TASK BRIEF :: Pictures stay out of the copy; set down each line of the listing below exactly.

(Records about charts and figures)
::::::::

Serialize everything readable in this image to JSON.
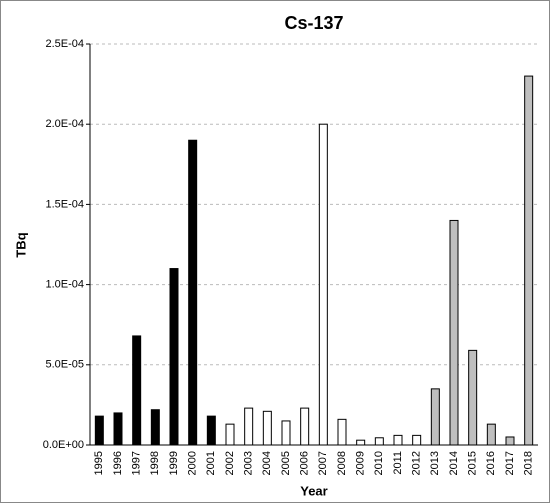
{
  "chart_data": {
    "type": "bar",
    "title": "Cs-137",
    "x_label": "Year",
    "y_label": "TBq",
    "categories": [
      "1995",
      "1996",
      "1997",
      "1998",
      "1999",
      "2000",
      "2001",
      "2002",
      "2003",
      "2004",
      "2005",
      "2006",
      "2007",
      "2008",
      "2009",
      "2010",
      "2011",
      "2012",
      "2013",
      "2014",
      "2015",
      "2016",
      "2017",
      "2018"
    ],
    "values": [
      1.8e-05,
      2e-05,
      6.8e-05,
      2.2e-05,
      0.00011,
      0.00019,
      1.8e-05,
      1.3e-05,
      2.3e-05,
      2.1e-05,
      1.5e-05,
      2.3e-05,
      0.0002,
      1.6e-05,
      3e-06,
      4.5e-06,
      6e-06,
      6e-06,
      3.5e-05,
      0.00014,
      5.9e-05,
      1.3e-05,
      5e-06,
      0.00023
    ],
    "colors": [
      "#000000",
      "#000000",
      "#000000",
      "#000000",
      "#000000",
      "#000000",
      "#000000",
      "#ffffff",
      "#ffffff",
      "#ffffff",
      "#ffffff",
      "#ffffff",
      "#ffffff",
      "#ffffff",
      "#ffffff",
      "#ffffff",
      "#ffffff",
      "#ffffff",
      "#bfbfbf",
      "#bfbfbf",
      "#bfbfbf",
      "#bfbfbf",
      "#bfbfbf",
      "#bfbfbf"
    ],
    "ylim": [
      0,
      0.00025
    ],
    "yticks": [
      {
        "value": 0,
        "label": "0.0E+00"
      },
      {
        "value": 5e-05,
        "label": "5.0E-05"
      },
      {
        "value": 0.0001,
        "label": "1.0E-04"
      },
      {
        "value": 0.00015,
        "label": "1.5E-04"
      },
      {
        "value": 0.0002,
        "label": "2.0E-04"
      },
      {
        "value": 0.00025,
        "label": "2.5E-04"
      }
    ],
    "grid": true
  }
}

::::::::

SOLVED EXERCISE ::
Serialize everything readable in this image to JSON.
{
  "chart_data": {
    "type": "bar",
    "title": "Cs-137",
    "x_label": "Year",
    "y_label": "TBq",
    "categories": [
      "1995",
      "1996",
      "1997",
      "1998",
      "1999",
      "2000",
      "2001",
      "2002",
      "2003",
      "2004",
      "2005",
      "2006",
      "2007",
      "2008",
      "2009",
      "2010",
      "2011",
      "2012",
      "2013",
      "2014",
      "2015",
      "2016",
      "2017",
      "2018"
    ],
    "values": [
      1.8e-05,
      2e-05,
      6.8e-05,
      2.2e-05,
      0.00011,
      0.00019,
      1.8e-05,
      1.3e-05,
      2.3e-05,
      2.1e-05,
      1.5e-05,
      2.3e-05,
      0.0002,
      1.6e-05,
      3e-06,
      4.5e-06,
      6e-06,
      6e-06,
      3.5e-05,
      0.00014,
      5.9e-05,
      1.3e-05,
      5e-06,
      0.00023
    ],
    "colors": [
      "#000000",
      "#000000",
      "#000000",
      "#000000",
      "#000000",
      "#000000",
      "#000000",
      "#ffffff",
      "#ffffff",
      "#ffffff",
      "#ffffff",
      "#ffffff",
      "#ffffff",
      "#ffffff",
      "#ffffff",
      "#ffffff",
      "#ffffff",
      "#ffffff",
      "#bfbfbf",
      "#bfbfbf",
      "#bfbfbf",
      "#bfbfbf",
      "#bfbfbf",
      "#bfbfbf"
    ],
    "ylim": [
      0,
      0.00025
    ],
    "yticks": [
      {
        "value": 0,
        "label": "0.0E+00"
      },
      {
        "value": 5e-05,
        "label": "5.0E-05"
      },
      {
        "value": 0.0001,
        "label": "1.0E-04"
      },
      {
        "value": 0.00015,
        "label": "1.5E-04"
      },
      {
        "value": 0.0002,
        "label": "2.0E-04"
      },
      {
        "value": 0.00025,
        "label": "2.5E-04"
      }
    ],
    "grid": true
  }
}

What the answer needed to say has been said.